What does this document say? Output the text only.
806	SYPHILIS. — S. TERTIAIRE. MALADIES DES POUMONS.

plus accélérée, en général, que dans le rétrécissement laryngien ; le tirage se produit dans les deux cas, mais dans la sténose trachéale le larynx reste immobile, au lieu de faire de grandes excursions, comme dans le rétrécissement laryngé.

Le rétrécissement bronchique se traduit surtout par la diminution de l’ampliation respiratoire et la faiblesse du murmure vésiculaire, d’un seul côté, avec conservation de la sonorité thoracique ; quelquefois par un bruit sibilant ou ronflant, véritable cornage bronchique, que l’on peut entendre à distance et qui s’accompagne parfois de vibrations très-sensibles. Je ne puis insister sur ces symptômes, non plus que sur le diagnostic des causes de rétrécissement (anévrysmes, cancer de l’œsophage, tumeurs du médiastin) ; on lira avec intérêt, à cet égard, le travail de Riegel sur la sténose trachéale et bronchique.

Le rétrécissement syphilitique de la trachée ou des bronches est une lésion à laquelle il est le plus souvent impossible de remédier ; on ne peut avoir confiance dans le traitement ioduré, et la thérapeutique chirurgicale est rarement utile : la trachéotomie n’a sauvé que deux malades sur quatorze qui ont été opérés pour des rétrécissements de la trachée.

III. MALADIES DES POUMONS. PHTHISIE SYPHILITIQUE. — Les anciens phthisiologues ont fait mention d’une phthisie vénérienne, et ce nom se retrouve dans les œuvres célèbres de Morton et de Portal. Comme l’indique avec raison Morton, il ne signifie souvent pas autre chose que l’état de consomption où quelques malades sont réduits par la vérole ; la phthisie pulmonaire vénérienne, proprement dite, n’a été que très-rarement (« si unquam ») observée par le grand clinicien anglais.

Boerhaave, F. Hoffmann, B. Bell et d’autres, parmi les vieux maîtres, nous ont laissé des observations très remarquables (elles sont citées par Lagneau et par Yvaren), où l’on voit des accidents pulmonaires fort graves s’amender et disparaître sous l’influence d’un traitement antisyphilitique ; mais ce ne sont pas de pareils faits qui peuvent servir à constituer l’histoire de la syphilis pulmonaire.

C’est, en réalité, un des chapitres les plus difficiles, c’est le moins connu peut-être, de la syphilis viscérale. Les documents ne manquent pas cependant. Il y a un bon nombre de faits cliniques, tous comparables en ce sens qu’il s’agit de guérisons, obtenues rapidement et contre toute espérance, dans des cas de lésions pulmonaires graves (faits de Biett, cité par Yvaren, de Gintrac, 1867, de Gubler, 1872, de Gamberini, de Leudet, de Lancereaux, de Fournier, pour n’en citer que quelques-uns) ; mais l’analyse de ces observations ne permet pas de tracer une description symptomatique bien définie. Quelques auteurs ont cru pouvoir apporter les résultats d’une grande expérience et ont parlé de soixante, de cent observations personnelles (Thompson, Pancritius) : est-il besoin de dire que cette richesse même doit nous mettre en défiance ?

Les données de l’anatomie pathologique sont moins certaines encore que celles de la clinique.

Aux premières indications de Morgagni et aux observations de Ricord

+===+

• **WHAT YOU NEED TO DO**
Return every line from the records above that holds the word "souvent".

• **RESPONSE**
Le rétrécissement syphilitique de la trachée ou des bronches est une lésion à laquelle il est le plus souvent impossible de remédier ; on ne peut avoir confiance dans le traitement ioduré, et la thérapeutique chirurgicale est rarement utile : la trachéotomie n’a sauvé que deux malades sur quatorze qui ont été opérés pour des rétrécissements de la trachée.
III. MALADIES DES POUMONS. PHTHISIE SYPHILITIQUE. — Les anciens phthisiologues ont fait mention d’une phthisie vénérienne, et ce nom se retrouve dans les œuvres célèbres de Morton et de Portal. Comme l’indique avec raison Morton, il ne signifie souvent pas autre chose que l’état de consomption où quelques malades sont réduits par la vérole ; la phthisie pulmonaire vénérienne, proprement dite, n’a été que très-rarement (« si unquam ») observée par le grand clinicien anglais.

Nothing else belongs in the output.